Supplied data
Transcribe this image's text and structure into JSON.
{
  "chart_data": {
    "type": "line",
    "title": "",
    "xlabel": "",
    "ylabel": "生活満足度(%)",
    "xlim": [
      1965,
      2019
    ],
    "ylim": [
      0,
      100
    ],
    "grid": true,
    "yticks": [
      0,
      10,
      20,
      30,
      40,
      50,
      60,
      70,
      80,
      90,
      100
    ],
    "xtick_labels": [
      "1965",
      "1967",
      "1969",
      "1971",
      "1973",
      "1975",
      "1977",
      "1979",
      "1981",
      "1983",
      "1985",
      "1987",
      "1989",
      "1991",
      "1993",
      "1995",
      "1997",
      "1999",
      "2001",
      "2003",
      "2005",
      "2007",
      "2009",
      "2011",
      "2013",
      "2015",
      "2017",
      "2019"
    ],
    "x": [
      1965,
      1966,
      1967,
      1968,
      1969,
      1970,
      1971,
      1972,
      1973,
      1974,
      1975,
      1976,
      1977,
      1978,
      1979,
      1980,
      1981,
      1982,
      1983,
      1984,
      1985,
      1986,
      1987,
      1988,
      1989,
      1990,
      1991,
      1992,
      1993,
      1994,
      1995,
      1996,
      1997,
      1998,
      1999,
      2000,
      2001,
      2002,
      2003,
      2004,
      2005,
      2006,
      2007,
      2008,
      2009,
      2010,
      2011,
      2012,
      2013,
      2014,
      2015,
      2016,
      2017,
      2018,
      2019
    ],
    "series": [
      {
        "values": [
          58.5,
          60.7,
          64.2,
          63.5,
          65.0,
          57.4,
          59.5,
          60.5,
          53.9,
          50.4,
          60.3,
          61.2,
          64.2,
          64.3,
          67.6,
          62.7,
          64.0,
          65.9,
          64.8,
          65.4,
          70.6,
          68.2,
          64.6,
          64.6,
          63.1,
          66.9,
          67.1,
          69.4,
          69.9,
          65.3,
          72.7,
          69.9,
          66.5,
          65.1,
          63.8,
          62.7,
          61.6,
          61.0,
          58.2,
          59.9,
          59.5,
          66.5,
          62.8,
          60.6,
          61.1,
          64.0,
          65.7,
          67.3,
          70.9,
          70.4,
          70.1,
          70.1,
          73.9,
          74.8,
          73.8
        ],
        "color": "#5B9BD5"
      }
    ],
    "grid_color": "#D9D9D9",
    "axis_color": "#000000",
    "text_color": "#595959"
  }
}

The task
All of the data needs to be printed once more, exactly.

Exercise answer
Transcribe this image's text and structure into JSON.
{
  "chart_data": {
    "type": "line",
    "title": "",
    "xlabel": "",
    "ylabel": "生活満足度(%)",
    "xlim": [
      1965,
      2019
    ],
    "ylim": [
      0,
      100
    ],
    "grid": true,
    "yticks": [
      0,
      10,
      20,
      30,
      40,
      50,
      60,
      70,
      80,
      90,
      100
    ],
    "xtick_labels": [
      "1965",
      "1967",
      "1969",
      "1971",
      "1973",
      "1975",
      "1977",
      "1979",
      "1981",
      "1983",
      "1985",
      "1987",
      "1989",
      "1991",
      "1993",
      "1995",
      "1997",
      "1999",
      "2001",
      "2003",
      "2005",
      "2007",
      "2009",
      "2011",
      "2013",
      "2015",
      "2017",
      "2019"
    ],
    "x": [
      1965,
      1966,
      1967,
      1968,
      1969,
      1970,
      1971,
      1972,
      1973,
      1974,
      1975,
      1976,
      1977,
      1978,
      1979,
      1980,
      1981,
      1982,
      1983,
      1984,
      1985,
      1986,
      1987,
      1988,
      1989,
      1990,
      1991,
      1992,
      1993,
      1994,
      1995,
      1996,
      1997,
      1998,
      1999,
      2000,
      2001,
      2002,
      2003,
      2004,
      2005,
      2006,
      2007,
      2008,
      2009,
      2010,
      2011,
      2012,
      2013,
      2014,
      2015,
      2016,
      2017,
      2018,
      2019
    ],
    "series": [
      {
        "values": [
          58.5,
          60.7,
          64.2,
          63.5,
          65.0,
          57.4,
          59.5,
          60.5,
          53.9,
          50.4,
          60.3,
          61.2,
          64.2,
          64.3,
          67.6,
          62.7,
          64.0,
          65.9,
          64.8,
          65.4,
          70.6,
          68.2,
          64.6,
          64.6,
          63.1,
          66.9,
          67.1,
          69.4,
          69.9,
          65.3,
          72.7,
          69.9,
          66.5,
          65.1,
          63.8,
          62.7,
          61.6,
          61.0,
          58.2,
          59.9,
          59.5,
          66.5,
          62.8,
          60.6,
          61.1,
          64.0,
          65.7,
          67.3,
          70.9,
          70.4,
          70.1,
          70.1,
          73.9,
          74.8,
          73.8
        ],
        "color": "#5B9BD5"
      }
    ],
    "grid_color": "#D9D9D9",
    "axis_color": "#000000",
    "text_color": "#595959"
  }
}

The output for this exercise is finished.